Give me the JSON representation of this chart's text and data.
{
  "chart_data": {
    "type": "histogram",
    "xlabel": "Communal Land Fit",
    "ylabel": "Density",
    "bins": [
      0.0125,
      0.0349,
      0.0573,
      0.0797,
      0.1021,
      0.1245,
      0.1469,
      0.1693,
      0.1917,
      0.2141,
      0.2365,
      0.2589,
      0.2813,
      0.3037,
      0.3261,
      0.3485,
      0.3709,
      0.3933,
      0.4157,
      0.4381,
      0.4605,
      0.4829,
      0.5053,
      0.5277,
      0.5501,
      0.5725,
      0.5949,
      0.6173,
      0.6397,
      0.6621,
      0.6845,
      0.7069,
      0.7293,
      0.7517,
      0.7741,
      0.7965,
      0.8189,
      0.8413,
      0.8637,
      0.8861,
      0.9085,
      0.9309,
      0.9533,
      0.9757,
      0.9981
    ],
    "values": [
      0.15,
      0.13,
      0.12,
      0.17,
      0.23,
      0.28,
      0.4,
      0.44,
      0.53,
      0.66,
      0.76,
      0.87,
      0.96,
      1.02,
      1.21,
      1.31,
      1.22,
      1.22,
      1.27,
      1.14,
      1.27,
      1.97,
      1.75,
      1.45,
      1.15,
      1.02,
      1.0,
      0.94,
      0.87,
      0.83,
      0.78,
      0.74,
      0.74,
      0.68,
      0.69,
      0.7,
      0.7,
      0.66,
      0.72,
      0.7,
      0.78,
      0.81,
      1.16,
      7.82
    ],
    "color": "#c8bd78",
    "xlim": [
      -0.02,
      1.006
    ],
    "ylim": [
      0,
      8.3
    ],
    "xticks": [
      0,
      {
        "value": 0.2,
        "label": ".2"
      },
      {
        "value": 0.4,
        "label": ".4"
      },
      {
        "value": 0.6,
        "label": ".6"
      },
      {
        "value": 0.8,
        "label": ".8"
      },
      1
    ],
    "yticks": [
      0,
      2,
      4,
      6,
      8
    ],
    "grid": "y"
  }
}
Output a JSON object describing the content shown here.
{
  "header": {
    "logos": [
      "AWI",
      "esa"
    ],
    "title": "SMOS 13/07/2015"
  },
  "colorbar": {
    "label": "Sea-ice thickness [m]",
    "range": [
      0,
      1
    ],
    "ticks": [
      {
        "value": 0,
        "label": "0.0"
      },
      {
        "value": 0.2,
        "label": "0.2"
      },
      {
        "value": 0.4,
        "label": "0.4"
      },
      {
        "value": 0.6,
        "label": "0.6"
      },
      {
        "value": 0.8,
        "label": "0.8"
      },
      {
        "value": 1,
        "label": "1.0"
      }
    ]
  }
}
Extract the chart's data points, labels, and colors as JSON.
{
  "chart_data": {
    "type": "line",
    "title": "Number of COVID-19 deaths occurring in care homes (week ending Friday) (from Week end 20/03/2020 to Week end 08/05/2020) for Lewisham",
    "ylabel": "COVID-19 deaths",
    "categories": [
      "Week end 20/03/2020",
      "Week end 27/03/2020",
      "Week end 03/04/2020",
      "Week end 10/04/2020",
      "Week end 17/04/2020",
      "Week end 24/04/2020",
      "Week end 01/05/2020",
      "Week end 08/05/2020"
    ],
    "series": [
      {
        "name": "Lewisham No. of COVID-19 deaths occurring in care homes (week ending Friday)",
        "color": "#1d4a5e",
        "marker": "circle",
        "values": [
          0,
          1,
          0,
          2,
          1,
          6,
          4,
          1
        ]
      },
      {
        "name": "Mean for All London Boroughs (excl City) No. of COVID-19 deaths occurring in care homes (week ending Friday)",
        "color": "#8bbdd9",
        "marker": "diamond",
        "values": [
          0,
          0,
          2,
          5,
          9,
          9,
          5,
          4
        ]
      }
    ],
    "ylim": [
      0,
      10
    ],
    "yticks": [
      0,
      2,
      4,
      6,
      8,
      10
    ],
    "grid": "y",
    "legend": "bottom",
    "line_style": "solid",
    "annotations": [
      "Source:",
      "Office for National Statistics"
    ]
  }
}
--------
Given request:
Return every line containing "occurring".

Completed exercise:
    "title": "Number of COVID-19 deaths occurring in care homes (week ending Friday) (from Week end 20/03/2020 to Week end 08/05/2020) for Lewisham",
        "name": "Lewisham No. of COVID-19 deaths occurring in care homes (week ending Friday)",
        "name": "Mean for All London Boroughs (excl City) No. of COVID-19 deaths occurring in care homes (week ending Friday)",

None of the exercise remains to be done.